- EXTRACTED DATA:
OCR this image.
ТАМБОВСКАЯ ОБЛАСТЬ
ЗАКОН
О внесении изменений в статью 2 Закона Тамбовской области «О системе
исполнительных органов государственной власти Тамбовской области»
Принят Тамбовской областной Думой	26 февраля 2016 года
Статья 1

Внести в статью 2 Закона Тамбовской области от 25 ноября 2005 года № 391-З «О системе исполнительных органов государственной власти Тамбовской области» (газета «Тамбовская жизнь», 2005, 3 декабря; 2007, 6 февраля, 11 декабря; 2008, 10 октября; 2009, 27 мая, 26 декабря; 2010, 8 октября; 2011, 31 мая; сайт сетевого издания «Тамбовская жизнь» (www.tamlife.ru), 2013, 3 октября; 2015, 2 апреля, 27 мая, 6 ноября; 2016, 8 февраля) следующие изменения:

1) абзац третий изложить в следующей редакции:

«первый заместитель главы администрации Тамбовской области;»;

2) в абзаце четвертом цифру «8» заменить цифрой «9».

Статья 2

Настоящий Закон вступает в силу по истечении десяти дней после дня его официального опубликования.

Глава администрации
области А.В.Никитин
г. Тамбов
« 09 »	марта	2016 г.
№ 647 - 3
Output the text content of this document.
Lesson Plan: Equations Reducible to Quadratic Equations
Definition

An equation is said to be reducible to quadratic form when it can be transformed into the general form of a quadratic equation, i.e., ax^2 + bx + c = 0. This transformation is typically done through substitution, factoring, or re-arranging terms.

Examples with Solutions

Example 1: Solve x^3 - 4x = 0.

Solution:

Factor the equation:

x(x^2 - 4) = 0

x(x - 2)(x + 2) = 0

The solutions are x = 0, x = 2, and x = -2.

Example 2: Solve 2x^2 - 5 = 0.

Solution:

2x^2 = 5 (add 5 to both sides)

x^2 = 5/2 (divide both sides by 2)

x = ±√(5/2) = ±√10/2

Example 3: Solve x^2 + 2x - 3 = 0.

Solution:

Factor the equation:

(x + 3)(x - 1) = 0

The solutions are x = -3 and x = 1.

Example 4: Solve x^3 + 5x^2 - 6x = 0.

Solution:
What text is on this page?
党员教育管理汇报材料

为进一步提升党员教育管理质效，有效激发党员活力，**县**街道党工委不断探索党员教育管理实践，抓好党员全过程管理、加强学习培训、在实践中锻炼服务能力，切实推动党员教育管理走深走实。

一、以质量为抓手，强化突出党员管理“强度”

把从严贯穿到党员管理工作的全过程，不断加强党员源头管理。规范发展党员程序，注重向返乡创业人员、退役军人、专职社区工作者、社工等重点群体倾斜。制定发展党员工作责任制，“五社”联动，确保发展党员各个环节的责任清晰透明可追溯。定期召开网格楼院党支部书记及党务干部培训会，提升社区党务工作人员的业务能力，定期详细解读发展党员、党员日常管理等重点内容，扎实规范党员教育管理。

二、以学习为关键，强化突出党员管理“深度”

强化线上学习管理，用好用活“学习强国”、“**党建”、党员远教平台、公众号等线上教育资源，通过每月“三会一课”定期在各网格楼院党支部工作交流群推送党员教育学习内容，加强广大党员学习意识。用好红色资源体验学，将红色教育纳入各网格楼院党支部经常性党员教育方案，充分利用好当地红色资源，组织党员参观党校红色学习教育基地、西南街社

- AIM: Take the entries and copy them out exactly.

- WRITTEN RESPONSE:
OCR this image.
ТАМБОВСКАЯ ОБЛАСТЬ
ЗАКОН
О внесении изменений в статью 2 Закона Тамбовской области «О системе
исполнительных органов государственной власти Тамбовской области»
Принят Тамбовской областной Думой	26 февраля 2016 года
Статья 1

Внести в статью 2 Закона Тамбовской области от 25 ноября 2005 года № 391-З «О системе исполнительных органов государственной власти Тамбовской области» (газета «Тамбовская жизнь», 2005, 3 декабря; 2007, 6 февраля, 11 декабря; 2008, 10 октября; 2009, 27 мая, 26 декабря; 2010, 8 октября; 2011, 31 мая; сайт сетевого издания «Тамбовская жизнь» (www.tamlife.ru), 2013, 3 октября; 2015, 2 апреля, 27 мая, 6 ноября; 2016, 8 февраля) следующие изменения:

1) абзац третий изложить в следующей редакции:

«первый заместитель главы администрации Тамбовской области;»;

2) в абзаце четвертом цифру «8» заменить цифрой «9».

Статья 2

Настоящий Закон вступает в силу по истечении десяти дней после дня его официального опубликования.

Глава администрации
области А.В.Никитин
г. Тамбов
« 09 »	марта	2016 г.
№ 647 - 3
Output the text content of this document.
Lesson Plan: Equations Reducible to Quadratic Equations
Definition

An equation is said to be reducible to quadratic form when it can be transformed into the general form of a quadratic equation, i.e., ax^2 + bx + c = 0. This transformation is typically done through substitution, factoring, or re-arranging terms.

Examples with Solutions

Example 1: Solve x^3 - 4x = 0.

Solution:

Factor the equation:

x(x^2 - 4) = 0

x(x - 2)(x + 2) = 0

The solutions are x = 0, x = 2, and x = -2.

Example 2: Solve 2x^2 - 5 = 0.

Solution:

2x^2 = 5 (add 5 to both sides)

x^2 = 5/2 (divide both sides by 2)

x = ±√(5/2) = ±√10/2

Example 3: Solve x^2 + 2x - 3 = 0.

Solution:

Factor the equation:

(x + 3)(x - 1) = 0

The solutions are x = -3 and x = 1.

Example 4: Solve x^3 + 5x^2 - 6x = 0.

Solution:
What text is on this page?
党员教育管理汇报材料

为进一步提升党员教育管理质效，有效激发党员活力，**县**街道党工委不断探索党员教育管理实践，抓好党员全过程管理、加强学习培训、在实践中锻炼服务能力，切实推动党员教育管理走深走实。

一、以质量为抓手，强化突出党员管理“强度”

把从严贯穿到党员管理工作的全过程，不断加强党员源头管理。规范发展党员程序，注重向返乡创业人员、退役军人、专职社区工作者、社工等重点群体倾斜。制定发展党员工作责任制，“五社”联动，确保发展党员各个环节的责任清晰透明可追溯。定期召开网格楼院党支部书记及党务干部培训会，提升社区党务工作人员的业务能力，定期详细解读发展党员、党员日常管理等重点内容，扎实规范党员教育管理。

二、以学习为关键，强化突出党员管理“深度”

强化线上学习管理，用好用活“学习强国”、“**党建”、党员远教平台、公众号等线上教育资源，通过每月“三会一课”定期在各网格楼院党支部工作交流群推送党员教育学习内容，加强广大党员学习意识。用好红色资源体验学，将红色教育纳入各网格楼院党支部经常性党员教育方案，充分利用好当地红色资源，组织党员参观党校红色学习教育基地、西南街社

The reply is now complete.